## Task directions
Return all lines that include the string "базовая".

** Start Entries **

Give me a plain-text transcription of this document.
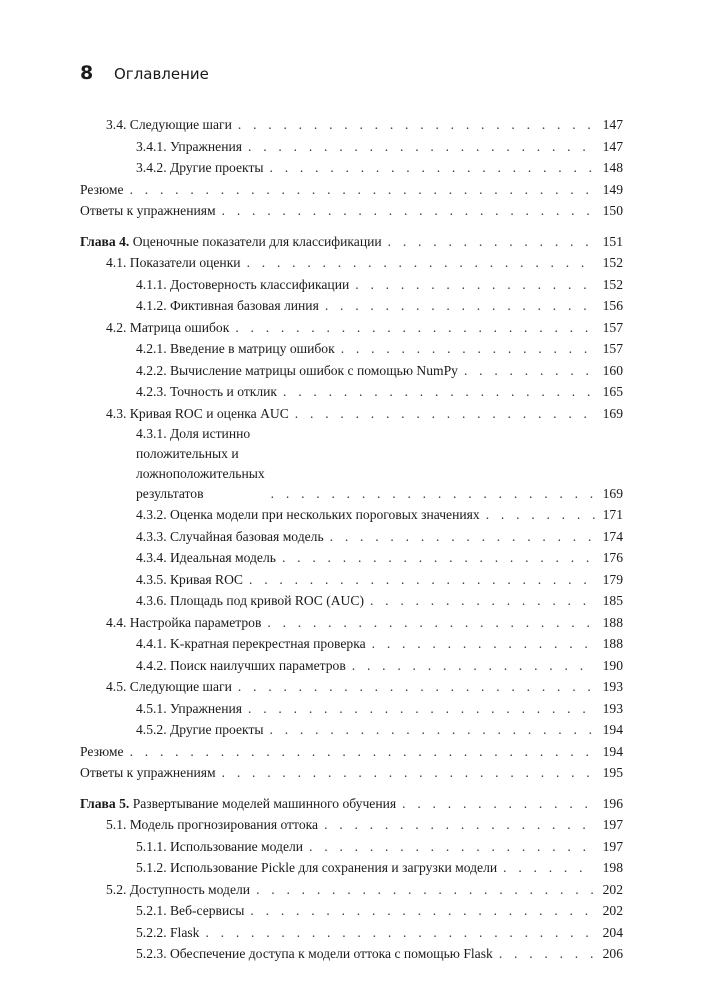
8	Оглавление
3.4. Следующие шаги . . .	147
3.4.1. Упражнения . . .	147
3.4.2. Другие проекты . . .	148
Резюме . . .	149
Ответы к упражнениям . . .	150
Глава 4. Оценочные показатели для классификации . . .	151
4.1. Показатели оценки . . .	152
4.1.1. Достоверность классификации . . .	152
4.1.2. Фиктивная базовая линия . . .	156
4.2. Матрица ошибок . . .	157
4.2.1. Введение в матрицу ошибок . . .	157
4.2.2. Вычисление матрицы ошибок с помощью NumPy . . .	160
4.2.3. Точность и отклик . . .	165
4.3. Кривая ROC и оценка AUC . . .	169
4.3.1. Доля истинно положительных и ложноположительных результатов . . .	169
4.3.2. Оценка модели при нескольких пороговых значениях . . .	171
4.3.3. Случайная базовая модель . . .	174
4.3.4. Идеальная модель . . .	176
4.3.5. Кривая ROC . . .	179
4.3.6. Площадь под кривой ROC (AUC) . . .	185
4.4. Настройка параметров . . .	188
4.4.1. K-кратная перекрестная проверка . . .	188
4.4.2. Поиск наилучших параметров . . .	190
4.5. Следующие шаги . . .	193
4.5.1. Упражнения . . .	193
4.5.2. Другие проекты . . .	194
Резюме . . .	194
Ответы к упражнениям . . .	195
Глава 5. Развертывание моделей машинного обучения . . .	196
5.1. Модель прогнозирования оттока . . .	197
5.1.1. Использование модели . . .	197
5.1.2. Использование Pickle для сохранения и загрузки модели . . .	198
5.2. Доступность модели . . .	202
5.2.1. Веб-сервисы . . .	202
5.2.2. Flask . . .	204
5.2.3. Обеспечение доступа к модели оттока с помощью Flask . . .	206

** End Entries **

## Solution for this problem
4.1.2. Фиктивная базовая линия . . .	156
4.3.3. Случайная базовая модель . . .	174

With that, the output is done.